Task to carry out
From the entries below, count the lines with "struggled". Write only the count.

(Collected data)
##############################
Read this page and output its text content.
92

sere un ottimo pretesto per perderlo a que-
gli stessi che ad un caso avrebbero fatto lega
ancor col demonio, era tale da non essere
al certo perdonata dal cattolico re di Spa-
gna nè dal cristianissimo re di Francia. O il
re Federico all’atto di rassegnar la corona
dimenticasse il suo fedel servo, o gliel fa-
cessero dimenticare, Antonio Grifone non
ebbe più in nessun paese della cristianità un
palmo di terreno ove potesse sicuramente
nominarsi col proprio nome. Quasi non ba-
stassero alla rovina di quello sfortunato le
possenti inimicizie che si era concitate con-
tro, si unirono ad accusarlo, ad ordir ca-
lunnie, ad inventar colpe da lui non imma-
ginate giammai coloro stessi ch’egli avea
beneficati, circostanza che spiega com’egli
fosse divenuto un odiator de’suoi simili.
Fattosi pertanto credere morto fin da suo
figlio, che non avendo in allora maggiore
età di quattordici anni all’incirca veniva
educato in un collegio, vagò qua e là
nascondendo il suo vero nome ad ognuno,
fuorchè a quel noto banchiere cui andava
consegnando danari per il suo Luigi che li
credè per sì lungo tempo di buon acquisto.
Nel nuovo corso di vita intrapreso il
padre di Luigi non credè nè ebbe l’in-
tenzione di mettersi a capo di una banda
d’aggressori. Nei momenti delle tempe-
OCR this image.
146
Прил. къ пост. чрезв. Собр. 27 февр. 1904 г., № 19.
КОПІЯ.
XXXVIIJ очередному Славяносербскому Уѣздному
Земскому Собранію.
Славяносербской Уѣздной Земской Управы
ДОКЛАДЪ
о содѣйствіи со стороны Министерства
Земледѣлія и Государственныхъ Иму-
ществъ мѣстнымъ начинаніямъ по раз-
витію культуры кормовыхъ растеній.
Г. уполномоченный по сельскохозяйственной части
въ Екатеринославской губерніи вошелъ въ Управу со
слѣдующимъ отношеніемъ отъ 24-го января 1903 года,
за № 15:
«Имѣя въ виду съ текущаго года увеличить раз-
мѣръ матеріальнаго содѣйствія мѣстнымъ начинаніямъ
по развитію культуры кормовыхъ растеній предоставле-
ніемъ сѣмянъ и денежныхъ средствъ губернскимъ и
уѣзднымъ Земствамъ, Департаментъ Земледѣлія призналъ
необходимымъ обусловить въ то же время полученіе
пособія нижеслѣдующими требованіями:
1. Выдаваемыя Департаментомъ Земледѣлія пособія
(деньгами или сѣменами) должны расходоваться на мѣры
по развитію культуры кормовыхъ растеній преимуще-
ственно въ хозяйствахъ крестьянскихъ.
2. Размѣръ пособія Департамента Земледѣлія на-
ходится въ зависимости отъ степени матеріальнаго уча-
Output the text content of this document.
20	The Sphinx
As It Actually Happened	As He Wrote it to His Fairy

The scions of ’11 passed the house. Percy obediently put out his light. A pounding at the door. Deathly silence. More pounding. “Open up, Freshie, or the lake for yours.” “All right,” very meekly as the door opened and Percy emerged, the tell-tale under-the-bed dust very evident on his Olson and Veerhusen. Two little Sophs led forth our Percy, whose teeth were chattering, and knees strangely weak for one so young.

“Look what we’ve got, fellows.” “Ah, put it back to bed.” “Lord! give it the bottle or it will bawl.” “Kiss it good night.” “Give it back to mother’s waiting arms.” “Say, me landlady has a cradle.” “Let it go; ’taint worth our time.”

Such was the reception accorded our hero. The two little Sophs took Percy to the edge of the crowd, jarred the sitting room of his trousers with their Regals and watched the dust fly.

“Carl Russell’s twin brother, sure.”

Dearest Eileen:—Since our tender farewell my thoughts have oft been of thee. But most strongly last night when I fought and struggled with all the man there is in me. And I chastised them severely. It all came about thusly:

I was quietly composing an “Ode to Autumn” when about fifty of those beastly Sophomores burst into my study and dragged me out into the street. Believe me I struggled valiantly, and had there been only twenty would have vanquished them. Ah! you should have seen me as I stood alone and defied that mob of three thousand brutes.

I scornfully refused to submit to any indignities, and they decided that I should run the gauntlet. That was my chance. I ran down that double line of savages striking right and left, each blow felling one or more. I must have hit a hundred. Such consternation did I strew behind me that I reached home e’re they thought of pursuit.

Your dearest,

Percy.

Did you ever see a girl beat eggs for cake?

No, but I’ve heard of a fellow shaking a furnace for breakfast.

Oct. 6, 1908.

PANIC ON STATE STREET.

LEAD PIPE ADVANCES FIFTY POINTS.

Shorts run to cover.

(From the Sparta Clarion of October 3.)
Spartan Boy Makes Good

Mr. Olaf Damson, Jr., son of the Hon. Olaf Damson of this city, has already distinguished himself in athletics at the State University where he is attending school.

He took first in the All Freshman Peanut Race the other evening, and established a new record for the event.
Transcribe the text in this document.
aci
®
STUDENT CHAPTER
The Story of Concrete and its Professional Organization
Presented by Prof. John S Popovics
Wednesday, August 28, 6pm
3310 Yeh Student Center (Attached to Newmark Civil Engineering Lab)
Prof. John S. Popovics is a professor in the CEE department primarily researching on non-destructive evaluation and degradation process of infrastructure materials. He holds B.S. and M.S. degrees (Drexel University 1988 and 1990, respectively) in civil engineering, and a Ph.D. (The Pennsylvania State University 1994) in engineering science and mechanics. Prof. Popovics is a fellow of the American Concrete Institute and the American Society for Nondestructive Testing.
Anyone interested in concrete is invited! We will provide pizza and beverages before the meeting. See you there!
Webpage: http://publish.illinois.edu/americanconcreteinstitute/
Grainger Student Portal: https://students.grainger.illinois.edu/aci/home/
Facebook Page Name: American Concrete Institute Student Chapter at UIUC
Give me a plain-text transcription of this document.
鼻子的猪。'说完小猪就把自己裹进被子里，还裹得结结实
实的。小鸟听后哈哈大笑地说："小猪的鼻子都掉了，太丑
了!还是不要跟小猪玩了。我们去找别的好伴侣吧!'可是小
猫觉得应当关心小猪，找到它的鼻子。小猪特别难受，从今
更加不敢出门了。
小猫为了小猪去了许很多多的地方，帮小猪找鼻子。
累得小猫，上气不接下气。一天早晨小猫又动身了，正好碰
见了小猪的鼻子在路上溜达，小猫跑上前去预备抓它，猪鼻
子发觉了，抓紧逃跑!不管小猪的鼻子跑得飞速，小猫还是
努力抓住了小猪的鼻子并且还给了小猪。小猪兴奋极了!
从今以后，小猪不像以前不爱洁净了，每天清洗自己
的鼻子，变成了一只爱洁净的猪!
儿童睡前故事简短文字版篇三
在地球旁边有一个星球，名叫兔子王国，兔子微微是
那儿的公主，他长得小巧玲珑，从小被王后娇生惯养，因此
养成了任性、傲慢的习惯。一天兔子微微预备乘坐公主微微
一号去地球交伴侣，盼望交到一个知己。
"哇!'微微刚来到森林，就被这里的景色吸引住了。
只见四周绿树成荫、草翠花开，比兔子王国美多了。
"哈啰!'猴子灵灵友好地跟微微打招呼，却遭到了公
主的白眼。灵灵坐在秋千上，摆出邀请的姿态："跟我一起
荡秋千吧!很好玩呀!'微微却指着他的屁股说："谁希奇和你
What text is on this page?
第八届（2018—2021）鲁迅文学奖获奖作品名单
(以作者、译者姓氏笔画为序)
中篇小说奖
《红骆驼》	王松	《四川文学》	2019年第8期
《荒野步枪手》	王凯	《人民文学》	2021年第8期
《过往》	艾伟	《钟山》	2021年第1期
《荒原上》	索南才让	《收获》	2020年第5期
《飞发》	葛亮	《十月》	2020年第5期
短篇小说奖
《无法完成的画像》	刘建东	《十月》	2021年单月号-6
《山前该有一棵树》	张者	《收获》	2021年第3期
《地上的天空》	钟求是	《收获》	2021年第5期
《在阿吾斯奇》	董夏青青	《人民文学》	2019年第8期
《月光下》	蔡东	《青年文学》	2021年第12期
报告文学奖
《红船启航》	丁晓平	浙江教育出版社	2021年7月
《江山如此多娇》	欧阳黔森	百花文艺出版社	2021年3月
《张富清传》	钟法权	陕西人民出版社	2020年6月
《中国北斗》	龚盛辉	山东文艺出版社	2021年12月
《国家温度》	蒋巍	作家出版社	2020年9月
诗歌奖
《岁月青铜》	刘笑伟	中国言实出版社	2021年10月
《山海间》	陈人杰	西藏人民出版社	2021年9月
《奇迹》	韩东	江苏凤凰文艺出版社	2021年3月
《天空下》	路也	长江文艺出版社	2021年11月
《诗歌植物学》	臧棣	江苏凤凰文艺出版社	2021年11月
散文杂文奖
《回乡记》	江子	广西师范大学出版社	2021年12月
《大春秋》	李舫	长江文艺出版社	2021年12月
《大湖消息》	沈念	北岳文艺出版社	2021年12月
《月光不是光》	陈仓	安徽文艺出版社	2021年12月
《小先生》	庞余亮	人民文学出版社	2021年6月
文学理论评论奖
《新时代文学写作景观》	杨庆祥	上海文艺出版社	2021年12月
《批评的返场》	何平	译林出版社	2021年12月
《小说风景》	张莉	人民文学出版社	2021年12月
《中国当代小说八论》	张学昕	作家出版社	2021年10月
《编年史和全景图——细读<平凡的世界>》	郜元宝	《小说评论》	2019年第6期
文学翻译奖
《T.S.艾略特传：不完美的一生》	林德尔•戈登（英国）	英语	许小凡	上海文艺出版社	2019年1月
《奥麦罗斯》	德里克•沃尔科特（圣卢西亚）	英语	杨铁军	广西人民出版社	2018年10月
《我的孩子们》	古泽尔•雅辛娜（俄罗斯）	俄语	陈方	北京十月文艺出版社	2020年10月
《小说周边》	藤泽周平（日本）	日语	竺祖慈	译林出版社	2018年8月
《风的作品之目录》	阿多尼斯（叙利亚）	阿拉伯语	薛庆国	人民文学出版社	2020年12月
##############################
Finished task
2